◆ Work to complete:
**1)** Give the author's name and the date and time of every post in the forum thread about the (71-1)(71+1) = 71 puzzle.
**2)** Answer these questions from the forum thread about the (71-1)(71+1) = 71 puzzle:
(a) In the first post's notes, how many straight lines does each 7 count as?
(b) What base does Sir Col mention?
(c) What example of an equation does Sir Col give?
**3)** Extend the forum thread about the (71-1)(71+1) = 71 puzzle with a new post that follows its final one.

━━━━━ Document segment

Title: (71-1)(71+1) = 71
Post by Grimbal on Jul 31st, 2004, 11:44am
Here is an equation: (71-1)(71+1) = 71

The astute reader will notice it is not true.

How can you make it a valid identity by adding
(a) a single dot
or (b) two dots
or (c) a single straight line.

Notes
1. For this problem, the 1 is a straight line, the 7 are 2 straight lines.
2. I want an IDENTITY.  Adding / on = is not an option.

[edit: change equation to identity]

Title: Re: (71-1)(71+1) = 71
Post by honkyboy on Jul 31st, 2004, 4:06pm
for a single dot (a)
[hide](71-1)(71+1)=7!

A redundant dot could be added for two (not the intended answer I'm sure)
     (71-1).(71+1)=7![/hide]

Title: Re: (71-1)(71+1) = 71
Post by Grimbal on Jul 31st, 2004, 4:26pm
So fast?  Too bad.

Even though I asked only one option, and this was the intended slution, on another forum we foud a solution for all 3 cases.

So keep searching.

Title: Re: (71-1)(71+1) = 71
Post by Sir Col on Aug 1st, 2004, 3:55am
If we don't have to state the base (4969), we could write (71-1)(71+1)[equiv]71?  ::)

It may just be semantics, but 3+4=7 is an identity, not an equation. An identity is true for all values, whereas an equation must contain a variable and is true for some, or none, of the values. For example, x=3, is an equation, because x need not always be 3; 3x+4x=7x is an identity, because it is true for all values of x.

So how about the equation... [hide](71-L)(71+1)=71[/hide]?

Title: Re: (71-1)(71+1) = 71
Post by Grimbal on Aug 1st, 2004, 7:30am
OK, ok,  :(  I want an identity, then.

━━━━━━━━━━
━━━━━ Records provided

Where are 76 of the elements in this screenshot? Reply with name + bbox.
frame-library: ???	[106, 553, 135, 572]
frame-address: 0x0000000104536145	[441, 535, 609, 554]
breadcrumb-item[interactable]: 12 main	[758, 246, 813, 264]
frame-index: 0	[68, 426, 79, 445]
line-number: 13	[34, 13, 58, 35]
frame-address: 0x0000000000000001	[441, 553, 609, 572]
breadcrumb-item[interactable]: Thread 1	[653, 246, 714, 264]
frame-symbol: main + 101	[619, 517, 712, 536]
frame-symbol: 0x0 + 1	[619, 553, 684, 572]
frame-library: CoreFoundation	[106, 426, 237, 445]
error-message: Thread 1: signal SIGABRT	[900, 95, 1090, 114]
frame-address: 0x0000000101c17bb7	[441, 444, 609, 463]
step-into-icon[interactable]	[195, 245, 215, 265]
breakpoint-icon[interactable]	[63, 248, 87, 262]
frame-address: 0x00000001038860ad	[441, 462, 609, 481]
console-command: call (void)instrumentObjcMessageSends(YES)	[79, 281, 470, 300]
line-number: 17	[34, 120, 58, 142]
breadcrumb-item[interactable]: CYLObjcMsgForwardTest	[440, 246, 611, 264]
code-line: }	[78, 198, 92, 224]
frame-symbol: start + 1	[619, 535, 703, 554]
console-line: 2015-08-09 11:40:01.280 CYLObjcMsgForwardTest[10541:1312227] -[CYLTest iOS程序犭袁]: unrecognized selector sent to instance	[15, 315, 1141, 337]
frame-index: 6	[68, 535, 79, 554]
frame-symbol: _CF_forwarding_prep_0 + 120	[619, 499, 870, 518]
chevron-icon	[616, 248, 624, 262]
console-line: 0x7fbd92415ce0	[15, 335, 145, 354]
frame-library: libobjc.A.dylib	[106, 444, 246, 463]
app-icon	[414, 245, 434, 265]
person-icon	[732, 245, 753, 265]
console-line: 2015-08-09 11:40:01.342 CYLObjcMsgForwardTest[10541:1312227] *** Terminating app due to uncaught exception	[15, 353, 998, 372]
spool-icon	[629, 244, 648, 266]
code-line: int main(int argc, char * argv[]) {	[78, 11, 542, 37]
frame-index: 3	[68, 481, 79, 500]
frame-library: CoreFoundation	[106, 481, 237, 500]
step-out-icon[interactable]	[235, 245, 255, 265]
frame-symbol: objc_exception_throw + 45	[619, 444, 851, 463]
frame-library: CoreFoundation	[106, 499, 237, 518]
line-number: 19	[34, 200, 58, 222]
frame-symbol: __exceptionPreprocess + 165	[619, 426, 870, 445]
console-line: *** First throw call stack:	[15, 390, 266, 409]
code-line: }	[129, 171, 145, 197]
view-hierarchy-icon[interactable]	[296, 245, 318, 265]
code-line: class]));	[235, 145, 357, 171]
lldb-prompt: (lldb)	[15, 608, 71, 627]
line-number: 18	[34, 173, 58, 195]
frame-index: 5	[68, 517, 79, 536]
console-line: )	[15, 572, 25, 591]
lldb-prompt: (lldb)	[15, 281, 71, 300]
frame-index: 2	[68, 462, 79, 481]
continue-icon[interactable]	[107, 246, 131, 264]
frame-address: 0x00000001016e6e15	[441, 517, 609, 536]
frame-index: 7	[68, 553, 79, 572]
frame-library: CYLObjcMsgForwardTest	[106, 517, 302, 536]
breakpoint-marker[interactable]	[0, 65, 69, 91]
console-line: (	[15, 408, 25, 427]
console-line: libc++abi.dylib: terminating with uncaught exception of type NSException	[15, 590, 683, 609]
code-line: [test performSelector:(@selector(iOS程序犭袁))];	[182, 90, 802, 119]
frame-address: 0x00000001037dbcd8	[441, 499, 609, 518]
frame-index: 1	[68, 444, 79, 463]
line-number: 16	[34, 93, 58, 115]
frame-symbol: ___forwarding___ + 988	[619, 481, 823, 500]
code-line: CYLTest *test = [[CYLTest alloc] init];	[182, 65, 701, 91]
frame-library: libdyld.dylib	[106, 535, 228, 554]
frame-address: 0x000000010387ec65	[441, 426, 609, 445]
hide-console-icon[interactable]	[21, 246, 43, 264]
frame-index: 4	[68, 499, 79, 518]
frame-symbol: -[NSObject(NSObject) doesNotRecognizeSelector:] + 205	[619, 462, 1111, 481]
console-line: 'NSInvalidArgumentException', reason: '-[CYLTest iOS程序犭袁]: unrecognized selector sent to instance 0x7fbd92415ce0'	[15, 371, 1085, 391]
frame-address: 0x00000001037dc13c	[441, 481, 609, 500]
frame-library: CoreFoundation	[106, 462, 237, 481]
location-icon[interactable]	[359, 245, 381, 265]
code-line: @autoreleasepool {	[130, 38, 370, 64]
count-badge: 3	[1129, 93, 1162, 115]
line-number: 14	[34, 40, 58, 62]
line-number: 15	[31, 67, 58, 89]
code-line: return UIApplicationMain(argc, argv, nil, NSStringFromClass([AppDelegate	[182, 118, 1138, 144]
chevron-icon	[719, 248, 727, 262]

━━━━━━━━━━

◆ The results:
**1)**
Grimbal, Jul 31st, 2004, 11:44am
honkyboy, Jul 31st, 2004, 4:06pm
Grimbal, Jul 31st, 2004, 4:26pm
Sir Col, Aug 1st, 2004, 3:55am
Grimbal, Aug 1st, 2004, 7:30am

**2)**
(a) Two straight lines.
(b) 4969.
(c) x=3.

**3)**
Title: Re: (71-1)(71+1) = 71
Post by Sir Col on Aug 1st, 2004, 8:00am
Sorry, I wasn't criticising.

I realised my "answer" wasn't what you were after, but I've been working on the single line part and I am still having difficulties. I don't suppose you would accept an inequality either... (71-1)(71+1)[ge]71?  :P

Title: Re: (71-1)(71+1) = 71
Post by Grimbal on Aug 1st, 2004, 2:15pm
EQUALITY!  That is what I meant by equation.

So, no inequality either.

Title: Re: (71-1)(71+1) = 71
Post by Icarus on Aug 3rd, 2004, 9:32pm

on 08/01/04 at 03:55:34, Sir Col wrote:
3+4=7 is an identity, not an equation ... an equation must contain a variable


What? By the definitions I've always used, an equation is a statement of the form "A = B", where A and B are any valid expressions. 3+4=7 most certainly IS an equation, as is 3+4=89. The latter is false, but it is still an equation. There is no requirement that a variable be present. All that is required is that the statement equate two things.

Title: Re: (71-1)(71+1) = 71
Post by towr on Aug 4th, 2004, 12:21am

Quote:
http://mathworld.wolfram.com/Equation.html (http://mathworld.wolfram.com/Equation.html):

A mathematical expression stating that two or more quantities are the same as one another, also called an equality (http://mathworld.wolfram.com/Equality.html), formula (http://mathworld.wolfram.com/Formula.html), or identity (http://mathworld.wolfram.com/Identity.html).


Title: Re: (71-1)(71+1) = 71
Post by Sir Col on Aug 4th, 2004, 3:25am
I got all excited when I saw that someone had posted here, thinking they had found a solution to Grimbal's last question.


We've been down this road before, but... ;)


Quote:
http://en.wikipedia.org/wiki/Equation

In mathematics, one often (not quite always) distinguishes between an identity, which is an assertion that two expressions are equal regardless of the values of any variables that occur within them, and an equation, which may be true for only some (or none) of the values of any such variables. In equations, the values of the variables for which the equation is true are called solutions.


However, I checked in my (Collins) Mathematical Dictionary and it makes an interesting distinction...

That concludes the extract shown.